Pull every line containing "kontrola" from the entries.

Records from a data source
^^^^^^^^^^^^^^^^

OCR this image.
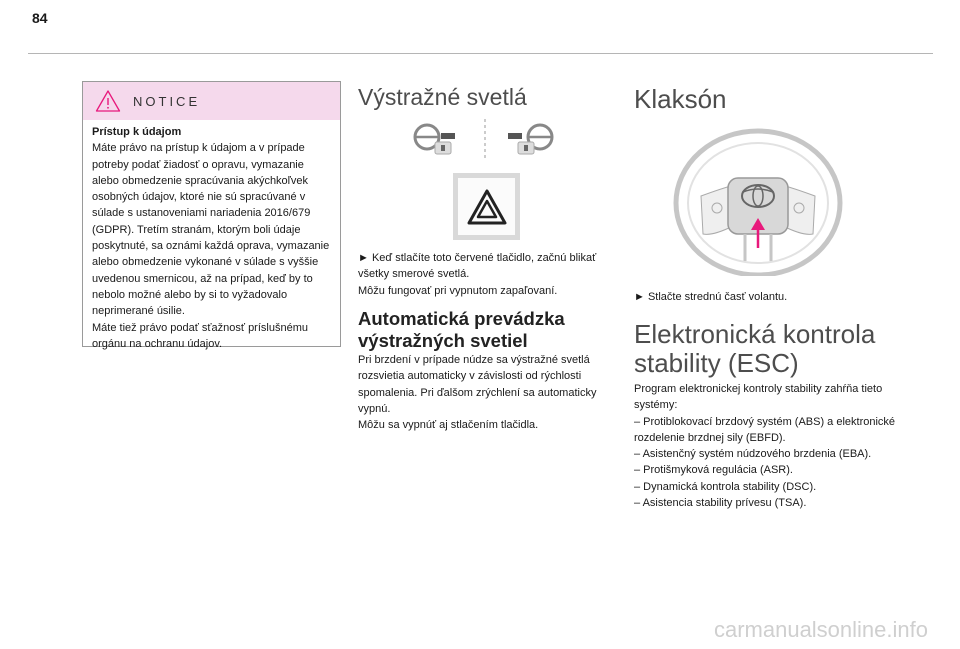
84
NOTICE

Prístup k údajom

Máte právo na prístup k údajom a v prípade potreby podať žiadosť o opravu, vymazanie alebo obmedzenie spracúvania akýchkoľvek osobných údajov, ktoré nie sú spracúvané v súlade s ustanoveniami nariadenia 2016/679 (GDPR). Tretím stranám, ktorým boli údaje poskytnuté, sa oznámi každá oprava, vymazanie alebo obmedzenie vykonané v súlade s vyššie uvedenou smernicou, až na prípad, keď by to nebolo možné alebo by si to vyžadovalo neprimerané úsilie.

Máte tiež právo podať sťažnosť príslušnému orgánu na ochranu údajov.

Výstražné svetlá

► Keď stlačíte toto červené tlačidlo, začnú blikať všetky smerové svetlá.

Môžu fungovať pri vypnutom zapaľovaní.

Automatická prevádzka výstražných svetiel

Pri brzdení v prípade núdze sa výstražné svetlá rozsvietia automaticky v závislosti od rýchlosti spomalenia. Pri ďalšom zrýchlení sa automaticky vypnú.

Môžu sa vypnúť aj stlačením tlačidla.

Klaksón
► Stlačte strednú časť volantu.
Elektronická kontrola stability (ESC)

Program elektronickej kontroly stability zahŕňa tieto systémy:

– Protiblokovací brzdový systém (ABS) a elektronické rozdelenie brzdnej sily (EBFD).

– Asistenčný systém núdzového brzdenia (EBA).

– Protišmyková regulácia (ASR).

– Dynamická kontrola stability (DSC).

– Asistencia stability prívesu (TSA).

carmanualsonline.info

^^^^^^^^^^^^^^^^

Result for this task:
Elektronická kontrola stability (ESC)
– Dynamická kontrola stability (DSC).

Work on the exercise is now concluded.